What you have to do:
Every line in the entries that holds "Prymnesiophytes" should be identified and copied.

Figure content listings:
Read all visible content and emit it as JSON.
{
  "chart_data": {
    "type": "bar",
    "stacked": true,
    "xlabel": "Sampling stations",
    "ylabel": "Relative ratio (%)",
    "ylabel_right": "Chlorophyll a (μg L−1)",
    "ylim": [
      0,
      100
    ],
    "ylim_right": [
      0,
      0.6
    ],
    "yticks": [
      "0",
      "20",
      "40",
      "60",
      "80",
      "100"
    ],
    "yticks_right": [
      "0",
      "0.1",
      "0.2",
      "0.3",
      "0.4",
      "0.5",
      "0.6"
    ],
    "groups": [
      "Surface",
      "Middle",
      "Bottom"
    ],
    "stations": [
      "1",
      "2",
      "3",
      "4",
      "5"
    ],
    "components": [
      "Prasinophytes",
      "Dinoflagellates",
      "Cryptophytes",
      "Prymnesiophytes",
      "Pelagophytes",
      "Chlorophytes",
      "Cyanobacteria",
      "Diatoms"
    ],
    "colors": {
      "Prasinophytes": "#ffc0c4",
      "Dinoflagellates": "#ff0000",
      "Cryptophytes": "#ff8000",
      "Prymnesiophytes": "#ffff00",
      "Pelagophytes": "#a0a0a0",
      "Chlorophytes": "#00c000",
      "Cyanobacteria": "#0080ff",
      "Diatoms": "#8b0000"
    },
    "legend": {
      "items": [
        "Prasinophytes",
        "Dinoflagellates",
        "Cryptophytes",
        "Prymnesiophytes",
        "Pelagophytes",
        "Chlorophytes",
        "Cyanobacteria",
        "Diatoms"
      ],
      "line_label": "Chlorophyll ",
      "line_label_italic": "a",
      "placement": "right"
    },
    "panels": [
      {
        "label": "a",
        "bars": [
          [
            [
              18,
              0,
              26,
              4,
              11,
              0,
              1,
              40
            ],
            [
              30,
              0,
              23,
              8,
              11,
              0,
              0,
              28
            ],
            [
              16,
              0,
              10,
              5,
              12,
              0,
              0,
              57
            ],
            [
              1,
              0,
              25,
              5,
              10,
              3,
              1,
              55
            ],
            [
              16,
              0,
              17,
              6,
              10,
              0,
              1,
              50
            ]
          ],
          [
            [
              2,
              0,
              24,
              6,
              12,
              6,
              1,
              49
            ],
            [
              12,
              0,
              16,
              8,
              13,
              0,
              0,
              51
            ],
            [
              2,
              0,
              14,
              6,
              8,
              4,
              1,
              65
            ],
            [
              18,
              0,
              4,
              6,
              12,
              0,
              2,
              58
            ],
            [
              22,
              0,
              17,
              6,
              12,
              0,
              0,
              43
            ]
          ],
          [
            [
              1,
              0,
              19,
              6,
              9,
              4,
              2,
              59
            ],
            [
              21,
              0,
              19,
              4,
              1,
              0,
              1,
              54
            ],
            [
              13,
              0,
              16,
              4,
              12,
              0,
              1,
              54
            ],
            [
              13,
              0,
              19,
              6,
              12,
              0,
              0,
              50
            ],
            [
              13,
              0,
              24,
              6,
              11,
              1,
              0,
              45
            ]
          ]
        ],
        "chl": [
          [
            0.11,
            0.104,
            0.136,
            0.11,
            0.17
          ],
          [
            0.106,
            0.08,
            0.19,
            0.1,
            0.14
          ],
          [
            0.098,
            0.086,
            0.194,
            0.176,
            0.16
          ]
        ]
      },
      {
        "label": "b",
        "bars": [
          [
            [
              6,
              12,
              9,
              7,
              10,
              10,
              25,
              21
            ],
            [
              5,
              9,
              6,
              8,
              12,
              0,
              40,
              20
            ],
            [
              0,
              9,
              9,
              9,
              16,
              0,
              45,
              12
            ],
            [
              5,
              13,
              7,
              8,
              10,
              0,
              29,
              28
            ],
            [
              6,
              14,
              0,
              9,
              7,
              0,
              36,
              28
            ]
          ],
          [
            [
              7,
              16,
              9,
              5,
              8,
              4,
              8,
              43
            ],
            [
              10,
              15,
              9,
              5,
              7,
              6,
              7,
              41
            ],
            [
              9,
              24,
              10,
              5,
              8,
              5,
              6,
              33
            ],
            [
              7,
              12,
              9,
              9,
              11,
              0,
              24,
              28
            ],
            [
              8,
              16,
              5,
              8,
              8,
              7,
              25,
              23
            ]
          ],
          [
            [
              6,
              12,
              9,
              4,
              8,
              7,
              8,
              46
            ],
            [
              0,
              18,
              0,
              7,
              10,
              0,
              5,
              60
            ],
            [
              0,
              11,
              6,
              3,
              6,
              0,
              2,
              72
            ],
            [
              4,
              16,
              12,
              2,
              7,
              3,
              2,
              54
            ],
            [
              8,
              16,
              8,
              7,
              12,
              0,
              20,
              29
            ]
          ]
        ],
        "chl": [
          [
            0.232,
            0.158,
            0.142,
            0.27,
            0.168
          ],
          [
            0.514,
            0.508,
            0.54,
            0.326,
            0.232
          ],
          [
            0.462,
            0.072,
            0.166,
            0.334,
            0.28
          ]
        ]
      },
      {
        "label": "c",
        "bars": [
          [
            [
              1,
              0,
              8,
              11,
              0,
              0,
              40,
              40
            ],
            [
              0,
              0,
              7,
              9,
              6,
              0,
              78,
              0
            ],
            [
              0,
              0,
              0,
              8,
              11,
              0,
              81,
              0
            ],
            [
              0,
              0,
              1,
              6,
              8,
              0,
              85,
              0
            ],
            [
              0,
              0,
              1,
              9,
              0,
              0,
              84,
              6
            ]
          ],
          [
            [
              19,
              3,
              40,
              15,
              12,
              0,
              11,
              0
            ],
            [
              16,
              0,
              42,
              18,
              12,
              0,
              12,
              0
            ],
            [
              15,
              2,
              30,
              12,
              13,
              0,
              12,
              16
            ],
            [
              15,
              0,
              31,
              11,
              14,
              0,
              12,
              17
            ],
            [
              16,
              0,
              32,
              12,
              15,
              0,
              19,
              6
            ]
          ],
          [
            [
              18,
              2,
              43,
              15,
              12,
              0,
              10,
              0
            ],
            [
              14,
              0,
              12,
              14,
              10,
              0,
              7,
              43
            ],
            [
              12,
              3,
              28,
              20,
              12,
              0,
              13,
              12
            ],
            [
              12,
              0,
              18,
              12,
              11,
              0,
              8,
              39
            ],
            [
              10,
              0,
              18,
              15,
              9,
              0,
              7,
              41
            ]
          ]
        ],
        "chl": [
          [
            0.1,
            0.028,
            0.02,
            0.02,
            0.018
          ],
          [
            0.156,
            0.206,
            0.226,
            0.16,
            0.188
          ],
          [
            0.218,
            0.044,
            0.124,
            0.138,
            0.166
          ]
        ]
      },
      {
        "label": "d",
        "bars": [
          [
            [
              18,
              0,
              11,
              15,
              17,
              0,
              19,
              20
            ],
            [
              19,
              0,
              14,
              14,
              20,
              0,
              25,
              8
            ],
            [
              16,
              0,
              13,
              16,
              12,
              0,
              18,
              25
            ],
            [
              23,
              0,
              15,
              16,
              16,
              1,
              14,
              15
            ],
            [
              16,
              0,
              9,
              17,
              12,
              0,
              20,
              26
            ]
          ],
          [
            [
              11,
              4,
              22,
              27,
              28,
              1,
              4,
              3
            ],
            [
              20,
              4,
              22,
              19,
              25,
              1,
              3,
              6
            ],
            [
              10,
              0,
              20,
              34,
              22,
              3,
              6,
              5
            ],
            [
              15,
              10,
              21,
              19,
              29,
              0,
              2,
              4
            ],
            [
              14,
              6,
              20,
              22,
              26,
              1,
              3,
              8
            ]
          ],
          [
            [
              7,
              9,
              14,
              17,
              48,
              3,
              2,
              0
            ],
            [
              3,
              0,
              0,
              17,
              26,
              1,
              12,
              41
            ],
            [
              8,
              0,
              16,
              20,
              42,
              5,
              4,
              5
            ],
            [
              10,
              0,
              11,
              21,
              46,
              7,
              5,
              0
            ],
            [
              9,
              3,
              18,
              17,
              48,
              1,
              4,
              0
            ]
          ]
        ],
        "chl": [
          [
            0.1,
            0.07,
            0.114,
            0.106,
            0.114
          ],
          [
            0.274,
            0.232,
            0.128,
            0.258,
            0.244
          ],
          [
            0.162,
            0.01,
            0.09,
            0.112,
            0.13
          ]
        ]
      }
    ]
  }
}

Result of the task:
      "Prymnesiophytes",
      "Prymnesiophytes": "#ffff00",
        "Prymnesiophytes",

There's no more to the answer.